**WHAT YOU HAVE TO DO**
Return the records exactly, please. Every line should match.

**EXTRACTED ENTRIES**
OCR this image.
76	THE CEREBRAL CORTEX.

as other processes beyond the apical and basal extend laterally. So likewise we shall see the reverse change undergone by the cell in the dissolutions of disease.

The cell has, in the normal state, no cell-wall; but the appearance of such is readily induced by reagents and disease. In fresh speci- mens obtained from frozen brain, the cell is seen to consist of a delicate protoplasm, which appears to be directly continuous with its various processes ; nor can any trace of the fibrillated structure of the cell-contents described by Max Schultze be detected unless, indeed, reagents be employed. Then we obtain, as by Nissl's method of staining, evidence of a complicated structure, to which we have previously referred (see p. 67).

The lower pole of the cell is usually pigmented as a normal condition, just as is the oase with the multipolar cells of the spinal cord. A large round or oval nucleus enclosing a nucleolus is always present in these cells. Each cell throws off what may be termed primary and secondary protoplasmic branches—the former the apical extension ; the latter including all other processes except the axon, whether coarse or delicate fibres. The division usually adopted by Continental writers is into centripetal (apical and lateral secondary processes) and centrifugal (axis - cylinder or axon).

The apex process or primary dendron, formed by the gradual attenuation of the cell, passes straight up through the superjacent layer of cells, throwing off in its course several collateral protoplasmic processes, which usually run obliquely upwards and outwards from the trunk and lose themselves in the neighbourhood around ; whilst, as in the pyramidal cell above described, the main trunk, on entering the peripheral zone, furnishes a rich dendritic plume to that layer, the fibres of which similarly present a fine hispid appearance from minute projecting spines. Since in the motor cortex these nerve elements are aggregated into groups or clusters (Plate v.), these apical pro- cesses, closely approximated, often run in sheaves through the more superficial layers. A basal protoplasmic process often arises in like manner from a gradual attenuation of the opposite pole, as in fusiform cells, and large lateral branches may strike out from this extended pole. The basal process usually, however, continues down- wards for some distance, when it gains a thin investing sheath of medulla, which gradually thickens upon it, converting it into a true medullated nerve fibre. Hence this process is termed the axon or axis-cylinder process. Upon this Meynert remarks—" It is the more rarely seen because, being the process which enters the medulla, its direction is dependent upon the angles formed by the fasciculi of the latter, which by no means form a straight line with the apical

**OUTPUT FOR THIS EXERCISE**
OCR this image.
76	THE CEREBRAL CORTEX.

as other processes beyond the apical and basal extend laterally. So likewise we shall see the reverse change undergone by the cell in the dissolutions of disease.

The cell has, in the normal state, no cell-wall; but the appearance of such is readily induced by reagents and disease. In fresh speci- mens obtained from frozen brain, the cell is seen to consist of a delicate protoplasm, which appears to be directly continuous with its various processes ; nor can any trace of the fibrillated structure of the cell-contents described by Max Schultze be detected unless, indeed, reagents be employed. Then we obtain, as by Nissl's method of staining, evidence of a complicated structure, to which we have previously referred (see p. 67).

The lower pole of the cell is usually pigmented as a normal condition, just as is the oase with the multipolar cells of the spinal cord. A large round or oval nucleus enclosing a nucleolus is always present in these cells. Each cell throws off what may be termed primary and secondary protoplasmic branches—the former the apical extension ; the latter including all other processes except the axon, whether coarse or delicate fibres. The division usually adopted by Continental writers is into centripetal (apical and lateral secondary processes) and centrifugal (axis - cylinder or axon).

The apex process or primary dendron, formed by the gradual attenuation of the cell, passes straight up through the superjacent layer of cells, throwing off in its course several collateral protoplasmic processes, which usually run obliquely upwards and outwards from the trunk and lose themselves in the neighbourhood around ; whilst, as in the pyramidal cell above described, the main trunk, on entering the peripheral zone, furnishes a rich dendritic plume to that layer, the fibres of which similarly present a fine hispid appearance from minute projecting spines. Since in the motor cortex these nerve elements are aggregated into groups or clusters (Plate v.), these apical pro- cesses, closely approximated, often run in sheaves through the more superficial layers. A basal protoplasmic process often arises in like manner from a gradual attenuation of the opposite pole, as in fusiform cells, and large lateral branches may strike out from this extended pole. The basal process usually, however, continues down- wards for some distance, when it gains a thin investing sheath of medulla, which gradually thickens upon it, converting it into a true medullated nerve fibre. Hence this process is termed the axon or axis-cylinder process. Upon this Meynert remarks—" It is the more rarely seen because, being the process which enters the medulla, its direction is dependent upon the angles formed by the fasciculi of the latter, which by no means form a straight line with the apical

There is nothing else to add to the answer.